- [Exercise directions]:
What you return must be the full data, repeated verbatim, with no pictures in it.

━━━━━ Entries provided

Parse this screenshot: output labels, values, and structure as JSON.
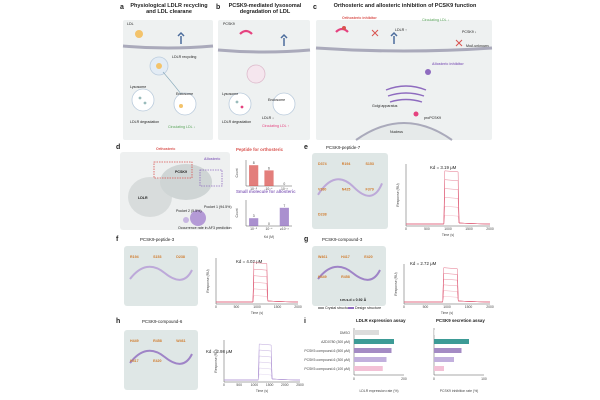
{
  "panels": {
    "a": {
      "letter": "a",
      "title": "Physiological LDLR recycling and LDL clearane",
      "labels": {
        "ldl": "LDL",
        "ldlr_recycling": "LDLR recycling",
        "lysosome": "Lysosome",
        "endosome": "Endosome",
        "ldlr_degradation": "LDLR degradation",
        "circulating": "Circulating LDL ↓"
      }
    },
    "b": {
      "letter": "b",
      "title": "PCSK9-mediated lysosomal degradation of LDL",
      "labels": {
        "pcsk9": "PCSK9",
        "lysosome": "Lysosome",
        "endosome": "Endosome",
        "ldlr_degradation": "LDLR degradation",
        "ldlr_down": "LDLR ↓",
        "circulating": "Circulating LDL ↑"
      }
    },
    "c": {
      "letter": "c",
      "title": "Orthosteric and allosteric inhibition of PCSK9 function",
      "labels": {
        "orthosteric": "Orthosteric inhibitor",
        "circulating": "Circulating LDL ↓",
        "ldlr_up": "LDLR ↑",
        "pcsk9_down": "PCSK9 ↓",
        "moa": "MoA unknown",
        "allosteric": "Allosteric inhibitor",
        "golgi": "Golgi apparatus",
        "propcsk9": "proPCSK9",
        "nucleus": "Nucleus"
      }
    },
    "d": {
      "letter": "d",
      "labels": {
        "orthosteric": "Orthosteric",
        "allosteric": "Allosteric",
        "pcsk9": "PCSK9",
        "ldlr": "LDLR",
        "pocket2": "Pocket 2 (5.5%)",
        "pocket1": "Pocket 1 (94.5%)",
        "occurrence": "Occurrence rate in AF3 prediction",
        "peptide_title": "Peptide for orthosteric",
        "small_title": "Small molecule for allosteric",
        "count": "Count",
        "kd": "Kd (M)"
      },
      "chart_data": [
        {
          "type": "bar",
          "title": "Peptide for orthosteric",
          "ylabel": "Count",
          "categories": [
            "10⁻⁵",
            "10⁻⁴",
            "10⁻³"
          ],
          "values": [
            8,
            6,
            0
          ],
          "value_labels": [
            "8",
            "6",
            "0"
          ],
          "ylim": [
            0,
            10
          ]
        },
        {
          "type": "bar",
          "title": "Small molecule for allosteric",
          "xlabel": "Kd (M)",
          "ylabel": "Count",
          "categories": [
            "10⁻⁵",
            "10⁻⁴",
            "≥10⁻³"
          ],
          "values": [
            3,
            0,
            7
          ],
          "value_labels": [
            "3",
            "0",
            "7"
          ],
          "ylim": [
            0,
            10
          ]
        }
      ]
    },
    "e": {
      "letter": "e",
      "title": "PCSK9-peptide-7",
      "kd": "Kd = 3.19 μM",
      "residues": [
        "D374",
        "R194",
        "S153",
        "V380",
        "N425",
        "F379",
        "D238"
      ],
      "xlabel": "Time (s)",
      "ylabel": "Response (RU)",
      "xticks": [
        "0",
        "500",
        "1000",
        "1500",
        "2000"
      ]
    },
    "f": {
      "letter": "f",
      "title": "PCSK9-peptide-3",
      "kd": "Kd = 4.02 μM",
      "residues": [
        "R194",
        "S153",
        "D238"
      ],
      "xlabel": "Time (s)",
      "ylabel": "Response (RU)",
      "xticks": [
        "0",
        "500",
        "1000",
        "1500",
        "2000"
      ]
    },
    "g": {
      "letter": "g",
      "title": "PCSK9-compound-3",
      "kd": "Kd = 2.72 μM",
      "rmsd": "r.m.s.d = 0.92 Å",
      "residues": [
        "W461",
        "H417",
        "E420",
        "H449",
        "R458"
      ],
      "legend": [
        "Crystal structure",
        "Design structure"
      ],
      "xlabel": "Time (s)",
      "ylabel": "Response (RU)",
      "xticks": [
        "0",
        "500",
        "1000",
        "1500",
        "2000"
      ]
    },
    "h": {
      "letter": "h",
      "title": "PCSK9-compound-6",
      "kd": "Kd = 2.98 μM",
      "residues": [
        "H449",
        "R458",
        "W461",
        "H417",
        "E420"
      ],
      "xlabel": "Time (s)",
      "ylabel": "Response (RU)",
      "xticks": [
        "0",
        "500",
        "1000",
        "1500",
        "2000",
        "2500"
      ]
    },
    "i": {
      "letter": "i",
      "ldlr_title": "LDLR expression assay",
      "pcsk9_title": "PCSK9 secretion assay",
      "rows": [
        "DMSO",
        "AZD0780 (300 μM)",
        "PCSK9-compound-6 (500 μM)",
        "PCSK9-compound-6 (300 μM)",
        "PCSK9-compound-6 (100 μM)"
      ],
      "ldlr_xlabel": "LDLR expression rate (%)",
      "pcsk9_xlabel": "PCSK9 inhibition rate (%)",
      "chart_data": [
        {
          "type": "bar",
          "orientation": "horizontal",
          "title": "LDLR expression assay",
          "categories": [
            "DMSO",
            "AZD0780 (300 μM)",
            "PCSK9-compound-6 (500 μM)",
            "PCSK9-compound-6 (300 μM)",
            "PCSK9-compound-6 (100 μM)"
          ],
          "values": [
            100,
            160,
            150,
            130,
            115
          ],
          "xlim": [
            0,
            200
          ],
          "colors": [
            "#dcdcdc",
            "#3d9b96",
            "#a48bc4",
            "#c2b0dd",
            "#f3c1d6"
          ]
        },
        {
          "type": "bar",
          "orientation": "horizontal",
          "title": "PCSK9 secretion assay",
          "categories": [
            "DMSO",
            "AZD0780 (300 μM)",
            "PCSK9-compound-6 (500 μM)",
            "PCSK9-compound-6 (300 μM)",
            "PCSK9-compound-6 (100 μM)"
          ],
          "values": [
            0,
            70,
            55,
            40,
            20
          ],
          "xlim": [
            0,
            100
          ],
          "colors": [
            "#dcdcdc",
            "#3d9b96",
            "#a48bc4",
            "#c2b0dd",
            "#f3c1d6"
          ]
        }
      ]
    }
  },
  "colors": {
    "orthosteric": "#d9534f",
    "allosteric": "#8e6bbf",
    "green": "#5aa55a",
    "pink": "#e5427f",
    "spr": "#e0607a",
    "spr2": "#b49ad6"
  }
}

━━━━━━━━━━

- [Solution to the exercise]:
Parse this screenshot: output labels, values, and structure as JSON.
{
  "panels": {
    "a": {
      "letter": "a",
      "title": "Physiological LDLR recycling and LDL clearane",
      "labels": {
        "ldl": "LDL",
        "ldlr_recycling": "LDLR recycling",
        "lysosome": "Lysosome",
        "endosome": "Endosome",
        "ldlr_degradation": "LDLR degradation",
        "circulating": "Circulating LDL ↓"
      }
    },
    "b": {
      "letter": "b",
      "title": "PCSK9-mediated lysosomal degradation of LDL",
      "labels": {
        "pcsk9": "PCSK9",
        "lysosome": "Lysosome",
        "endosome": "Endosome",
        "ldlr_degradation": "LDLR degradation",
        "ldlr_down": "LDLR ↓",
        "circulating": "Circulating LDL ↑"
      }
    },
    "c": {
      "letter": "c",
      "title": "Orthosteric and allosteric inhibition of PCSK9 function",
      "labels": {
        "orthosteric": "Orthosteric inhibitor",
        "circulating": "Circulating LDL ↓",
        "ldlr_up": "LDLR ↑",
        "pcsk9_down": "PCSK9 ↓",
        "moa": "MoA unknown",
        "allosteric": "Allosteric inhibitor",
        "golgi": "Golgi apparatus",
        "propcsk9": "proPCSK9",
        "nucleus": "Nucleus"
      }
    },
    "d": {
      "letter": "d",
      "labels": {
        "orthosteric": "Orthosteric",
        "allosteric": "Allosteric",
        "pcsk9": "PCSK9",
        "ldlr": "LDLR",
        "pocket2": "Pocket 2 (5.5%)",
        "pocket1": "Pocket 1 (94.5%)",
        "occurrence": "Occurrence rate in AF3 prediction",
        "peptide_title": "Peptide for orthosteric",
        "small_title": "Small molecule for allosteric",
        "count": "Count",
        "kd": "Kd (M)"
      },
      "chart_data": [
        {
          "type": "bar",
          "title": "Peptide for orthosteric",
          "ylabel": "Count",
          "categories": [
            "10⁻⁵",
            "10⁻⁴",
            "10⁻³"
          ],
          "values": [
            8,
            6,
            0
          ],
          "value_labels": [
            "8",
            "6",
            "0"
          ],
          "ylim": [
            0,
            10
          ]
        },
        {
          "type": "bar",
          "title": "Small molecule for allosteric",
          "xlabel": "Kd (M)",
          "ylabel": "Count",
          "categories": [
            "10⁻⁵",
            "10⁻⁴",
            "≥10⁻³"
          ],
          "values": [
            3,
            0,
            7
          ],
          "value_labels": [
            "3",
            "0",
            "7"
          ],
          "ylim": [
            0,
            10
          ]
        }
      ]
    },
    "e": {
      "letter": "e",
      "title": "PCSK9-peptide-7",
      "kd": "Kd = 3.19 μM",
      "residues": [
        "D374",
        "R194",
        "S153",
        "V380",
        "N425",
        "F379",
        "D238"
      ],
      "xlabel": "Time (s)",
      "ylabel": "Response (RU)",
      "xticks": [
        "0",
        "500",
        "1000",
        "1500",
        "2000"
      ]
    },
    "f": {
      "letter": "f",
      "title": "PCSK9-peptide-3",
      "kd": "Kd = 4.02 μM",
      "residues": [
        "R194",
        "S153",
        "D238"
      ],
      "xlabel": "Time (s)",
      "ylabel": "Response (RU)",
      "xticks": [
        "0",
        "500",
        "1000",
        "1500",
        "2000"
      ]
    },
    "g": {
      "letter": "g",
      "title": "PCSK9-compound-3",
      "kd": "Kd = 2.72 μM",
      "rmsd": "r.m.s.d = 0.92 Å",
      "residues": [
        "W461",
        "H417",
        "E420",
        "H449",
        "R458"
      ],
      "legend": [
        "Crystal structure",
        "Design structure"
      ],
      "xlabel": "Time (s)",
      "ylabel": "Response (RU)",
      "xticks": [
        "0",
        "500",
        "1000",
        "1500",
        "2000"
      ]
    },
    "h": {
      "letter": "h",
      "title": "PCSK9-compound-6",
      "kd": "Kd = 2.98 μM",
      "residues": [
        "H449",
        "R458",
        "W461",
        "H417",
        "E420"
      ],
      "xlabel": "Time (s)",
      "ylabel": "Response (RU)",
      "xticks": [
        "0",
        "500",
        "1000",
        "1500",
        "2000",
        "2500"
      ]
    },
    "i": {
      "letter": "i",
      "ldlr_title": "LDLR expression assay",
      "pcsk9_title": "PCSK9 secretion assay",
      "rows": [
        "DMSO",
        "AZD0780 (300 μM)",
        "PCSK9-compound-6 (500 μM)",
        "PCSK9-compound-6 (300 μM)",
        "PCSK9-compound-6 (100 μM)"
      ],
      "ldlr_xlabel": "LDLR expression rate (%)",
      "pcsk9_xlabel": "PCSK9 inhibition rate (%)",
      "chart_data": [
        {
          "type": "bar",
          "orientation": "horizontal",
          "title": "LDLR expression assay",
          "categories": [
            "DMSO",
            "AZD0780 (300 μM)",
            "PCSK9-compound-6 (500 μM)",
            "PCSK9-compound-6 (300 μM)",
            "PCSK9-compound-6 (100 μM)"
          ],
          "values": [
            100,
            160,
            150,
            130,
            115
          ],
          "xlim": [
            0,
            200
          ],
          "colors": [
            "#dcdcdc",
            "#3d9b96",
            "#a48bc4",
            "#c2b0dd",
            "#f3c1d6"
          ]
        },
        {
          "type": "bar",
          "orientation": "horizontal",
          "title": "PCSK9 secretion assay",
          "categories": [
            "DMSO",
            "AZD0780 (300 μM)",
            "PCSK9-compound-6 (500 μM)",
            "PCSK9-compound-6 (300 μM)",
            "PCSK9-compound-6 (100 μM)"
          ],
          "values": [
            0,
            70,
            55,
            40,
            20
          ],
          "xlim": [
            0,
            100
          ],
          "colors": [
            "#dcdcdc",
            "#3d9b96",
            "#a48bc4",
            "#c2b0dd",
            "#f3c1d6"
          ]
        }
      ]
    }
  },
  "colors": {
    "orthosteric": "#d9534f",
    "allosteric": "#8e6bbf",
    "green": "#5aa55a",
    "pink": "#e5427f",
    "spr": "#e0607a",
    "spr2": "#b49ad6"
  }
}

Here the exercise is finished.